### Provided information

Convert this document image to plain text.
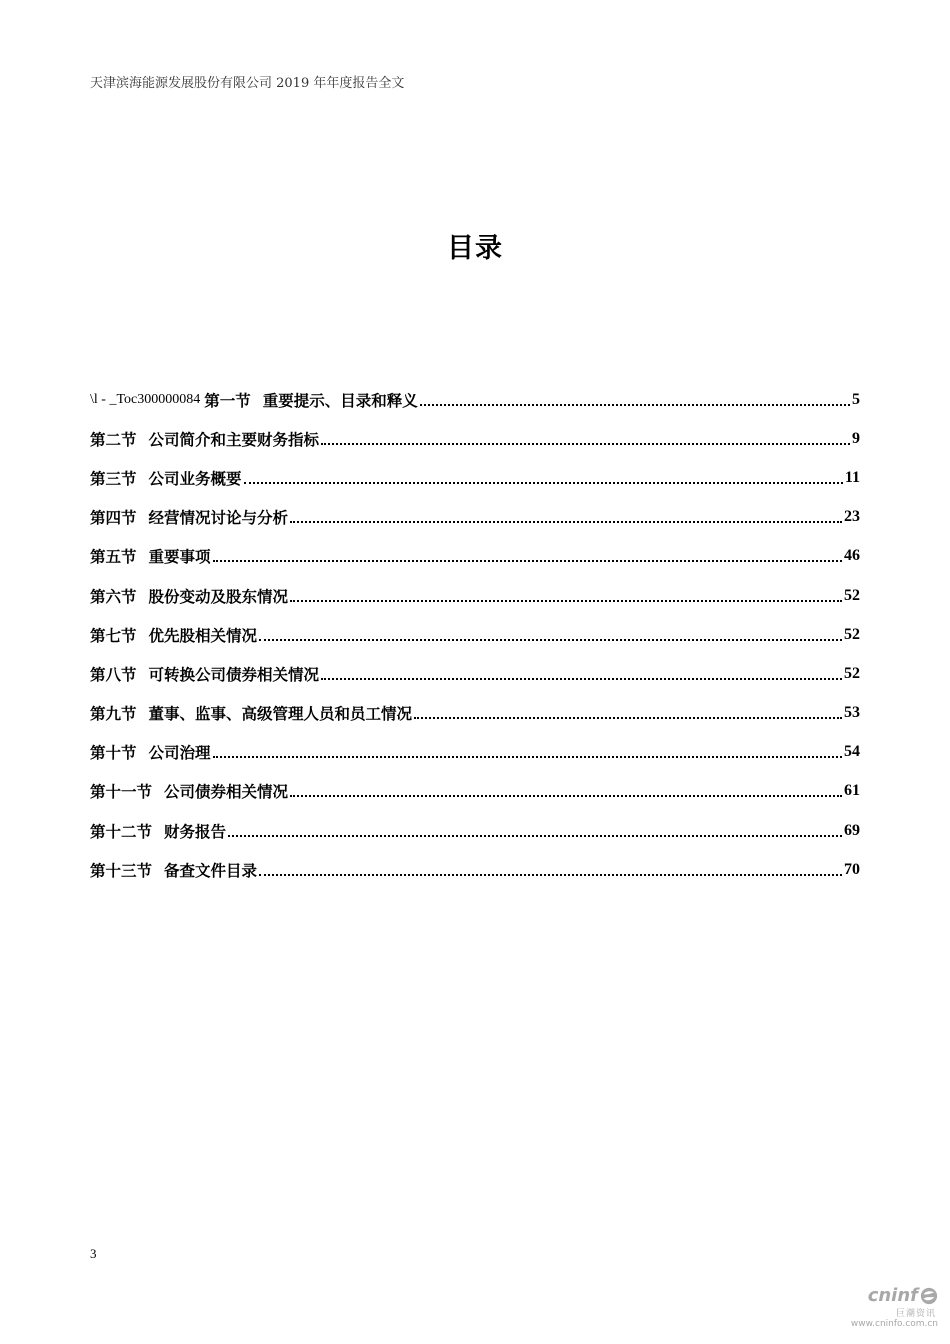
天津滨海能源发展股份有限公司 2019 年年度报告全文
目录
\l - _Toc300000084 第一节 重要提示、目录和释义	5
第二节 公司简介和主要财务指标	9
第三节 公司业务概要	11
第四节 经营情况讨论与分析	23
第五节 重要事项	46
第六节 股份变动及股东情况	52
第七节 优先股相关情况	52
第八节 可转换公司债券相关情况	52
第九节 董事、监事、高级管理人员和员工情况	53
第十节 公司治理	54
第十一节 公司债券相关情况	61
第十二节 财务报告	69
第十三节 备查文件目录	70
3
cninf
巨潮资讯
www.cninfo.com.cn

######

Print each entry shown above with exact wording and no pictures.

Convert this document image to plain text.
天津滨海能源发展股份有限公司 2019 年年度报告全文
目录
\l - _Toc300000084 第一节 重要提示、目录和释义	5
第二节 公司简介和主要财务指标	9
第三节 公司业务概要	11
第四节 经营情况讨论与分析	23
第五节 重要事项	46
第六节 股份变动及股东情况	52
第七节 优先股相关情况	52
第八节 可转换公司债券相关情况	52
第九节 董事、监事、高级管理人员和员工情况	53
第十节 公司治理	54
第十一节 公司债券相关情况	61
第十二节 财务报告	69
第十三节 备查文件目录	70
3
cninf
巨潮资讯
www.cninfo.com.cn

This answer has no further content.